— Required work —
Return all of the lines below exactly as they are.
= = = = =
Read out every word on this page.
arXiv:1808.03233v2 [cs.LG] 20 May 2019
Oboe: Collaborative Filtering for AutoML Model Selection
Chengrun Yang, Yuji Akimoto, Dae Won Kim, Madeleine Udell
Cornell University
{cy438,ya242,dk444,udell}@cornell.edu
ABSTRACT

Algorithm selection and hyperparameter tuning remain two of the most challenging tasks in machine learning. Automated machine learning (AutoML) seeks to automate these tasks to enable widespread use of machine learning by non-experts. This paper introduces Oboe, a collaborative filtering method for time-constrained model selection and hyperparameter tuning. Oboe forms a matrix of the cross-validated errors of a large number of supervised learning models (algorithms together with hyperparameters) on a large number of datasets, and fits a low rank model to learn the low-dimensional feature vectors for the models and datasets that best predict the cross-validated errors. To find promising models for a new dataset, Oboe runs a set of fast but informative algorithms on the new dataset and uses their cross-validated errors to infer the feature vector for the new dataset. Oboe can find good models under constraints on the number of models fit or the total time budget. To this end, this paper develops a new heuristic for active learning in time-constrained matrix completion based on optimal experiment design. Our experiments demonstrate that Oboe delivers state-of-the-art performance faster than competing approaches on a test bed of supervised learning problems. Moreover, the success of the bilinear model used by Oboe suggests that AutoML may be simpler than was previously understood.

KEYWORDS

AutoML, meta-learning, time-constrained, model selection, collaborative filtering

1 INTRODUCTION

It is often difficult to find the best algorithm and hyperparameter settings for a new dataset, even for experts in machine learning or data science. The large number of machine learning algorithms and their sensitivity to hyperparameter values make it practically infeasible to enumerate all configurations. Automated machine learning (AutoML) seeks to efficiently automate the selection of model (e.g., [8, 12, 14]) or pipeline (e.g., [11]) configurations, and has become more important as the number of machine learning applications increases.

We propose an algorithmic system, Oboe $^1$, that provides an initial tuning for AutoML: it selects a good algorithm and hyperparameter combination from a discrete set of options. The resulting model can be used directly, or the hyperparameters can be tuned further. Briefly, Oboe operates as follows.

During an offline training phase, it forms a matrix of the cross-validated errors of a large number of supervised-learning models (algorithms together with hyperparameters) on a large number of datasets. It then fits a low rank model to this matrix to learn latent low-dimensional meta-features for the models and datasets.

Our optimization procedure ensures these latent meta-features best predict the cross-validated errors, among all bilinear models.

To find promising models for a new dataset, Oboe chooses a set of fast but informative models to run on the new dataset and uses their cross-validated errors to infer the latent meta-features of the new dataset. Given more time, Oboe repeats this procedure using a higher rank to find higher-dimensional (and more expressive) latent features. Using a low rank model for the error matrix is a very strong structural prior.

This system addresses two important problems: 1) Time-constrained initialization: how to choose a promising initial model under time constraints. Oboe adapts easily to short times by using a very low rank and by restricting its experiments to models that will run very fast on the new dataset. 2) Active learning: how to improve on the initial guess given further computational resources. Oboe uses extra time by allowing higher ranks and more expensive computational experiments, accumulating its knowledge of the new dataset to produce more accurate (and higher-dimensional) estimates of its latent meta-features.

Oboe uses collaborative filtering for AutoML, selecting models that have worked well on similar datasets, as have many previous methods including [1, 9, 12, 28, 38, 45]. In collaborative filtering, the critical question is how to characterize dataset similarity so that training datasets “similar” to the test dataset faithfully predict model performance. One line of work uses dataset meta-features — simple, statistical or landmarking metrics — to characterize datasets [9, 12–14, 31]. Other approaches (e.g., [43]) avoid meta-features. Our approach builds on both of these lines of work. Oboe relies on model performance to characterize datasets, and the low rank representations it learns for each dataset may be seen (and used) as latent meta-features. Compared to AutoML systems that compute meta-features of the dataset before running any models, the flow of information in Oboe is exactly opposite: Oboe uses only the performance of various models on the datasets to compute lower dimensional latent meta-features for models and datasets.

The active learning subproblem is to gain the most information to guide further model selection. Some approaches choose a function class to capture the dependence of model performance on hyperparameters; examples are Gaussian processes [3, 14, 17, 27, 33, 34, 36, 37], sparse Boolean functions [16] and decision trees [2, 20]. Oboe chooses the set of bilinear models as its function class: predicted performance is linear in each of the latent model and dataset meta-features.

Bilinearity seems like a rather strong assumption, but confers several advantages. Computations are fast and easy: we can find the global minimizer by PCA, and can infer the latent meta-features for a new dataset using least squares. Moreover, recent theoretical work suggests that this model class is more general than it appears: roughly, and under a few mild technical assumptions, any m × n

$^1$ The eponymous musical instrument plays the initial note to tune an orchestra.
= = = = =
— Correct result —
Read out every word on this page.
arXiv:1808.03233v2 [cs.LG] 20 May 2019
Oboe: Collaborative Filtering for AutoML Model Selection
Chengrun Yang, Yuji Akimoto, Dae Won Kim, Madeleine Udell
Cornell University
{cy438,ya242,dk444,udell}@cornell.edu
ABSTRACT

Algorithm selection and hyperparameter tuning remain two of the most challenging tasks in machine learning. Automated machine learning (AutoML) seeks to automate these tasks to enable widespread use of machine learning by non-experts. This paper introduces Oboe, a collaborative filtering method for time-constrained model selection and hyperparameter tuning. Oboe forms a matrix of the cross-validated errors of a large number of supervised learning models (algorithms together with hyperparameters) on a large number of datasets, and fits a low rank model to learn the low-dimensional feature vectors for the models and datasets that best predict the cross-validated errors. To find promising models for a new dataset, Oboe runs a set of fast but informative algorithms on the new dataset and uses their cross-validated errors to infer the feature vector for the new dataset. Oboe can find good models under constraints on the number of models fit or the total time budget. To this end, this paper develops a new heuristic for active learning in time-constrained matrix completion based on optimal experiment design. Our experiments demonstrate that Oboe delivers state-of-the-art performance faster than competing approaches on a test bed of supervised learning problems. Moreover, the success of the bilinear model used by Oboe suggests that AutoML may be simpler than was previously understood.

KEYWORDS

AutoML, meta-learning, time-constrained, model selection, collaborative filtering

1 INTRODUCTION

It is often difficult to find the best algorithm and hyperparameter settings for a new dataset, even for experts in machine learning or data science. The large number of machine learning algorithms and their sensitivity to hyperparameter values make it practically infeasible to enumerate all configurations. Automated machine learning (AutoML) seeks to efficiently automate the selection of model (e.g., [8, 12, 14]) or pipeline (e.g., [11]) configurations, and has become more important as the number of machine learning applications increases.

We propose an algorithmic system, Oboe $^1$, that provides an initial tuning for AutoML: it selects a good algorithm and hyperparameter combination from a discrete set of options. The resulting model can be used directly, or the hyperparameters can be tuned further. Briefly, Oboe operates as follows.

During an offline training phase, it forms a matrix of the cross-validated errors of a large number of supervised-learning models (algorithms together with hyperparameters) on a large number of datasets. It then fits a low rank model to this matrix to learn latent low-dimensional meta-features for the models and datasets.

Our optimization procedure ensures these latent meta-features best predict the cross-validated errors, among all bilinear models.

To find promising models for a new dataset, Oboe chooses a set of fast but informative models to run on the new dataset and uses their cross-validated errors to infer the latent meta-features of the new dataset. Given more time, Oboe repeats this procedure using a higher rank to find higher-dimensional (and more expressive) latent features. Using a low rank model for the error matrix is a very strong structural prior.

This system addresses two important problems: 1) Time-constrained initialization: how to choose a promising initial model under time constraints. Oboe adapts easily to short times by using a very low rank and by restricting its experiments to models that will run very fast on the new dataset. 2) Active learning: how to improve on the initial guess given further computational resources. Oboe uses extra time by allowing higher ranks and more expensive computational experiments, accumulating its knowledge of the new dataset to produce more accurate (and higher-dimensional) estimates of its latent meta-features.

Oboe uses collaborative filtering for AutoML, selecting models that have worked well on similar datasets, as have many previous methods including [1, 9, 12, 28, 38, 45]. In collaborative filtering, the critical question is how to characterize dataset similarity so that training datasets “similar” to the test dataset faithfully predict model performance. One line of work uses dataset meta-features — simple, statistical or landmarking metrics — to characterize datasets [9, 12–14, 31]. Other approaches (e.g., [43]) avoid meta-features. Our approach builds on both of these lines of work. Oboe relies on model performance to characterize datasets, and the low rank representations it learns for each dataset may be seen (and used) as latent meta-features. Compared to AutoML systems that compute meta-features of the dataset before running any models, the flow of information in Oboe is exactly opposite: Oboe uses only the performance of various models on the datasets to compute lower dimensional latent meta-features for models and datasets.

The active learning subproblem is to gain the most information to guide further model selection. Some approaches choose a function class to capture the dependence of model performance on hyperparameters; examples are Gaussian processes [3, 14, 17, 27, 33, 34, 36, 37], sparse Boolean functions [16] and decision trees [2, 20]. Oboe chooses the set of bilinear models as its function class: predicted performance is linear in each of the latent model and dataset meta-features.

Bilinearity seems like a rather strong assumption, but confers several advantages. Computations are fast and easy: we can find the global minimizer by PCA, and can infer the latent meta-features for a new dataset using least squares. Moreover, recent theoretical work suggests that this model class is more general than it appears: roughly, and under a few mild technical assumptions, any m × n

$^1$ The eponymous musical instrument plays the initial note to tune an orchestra.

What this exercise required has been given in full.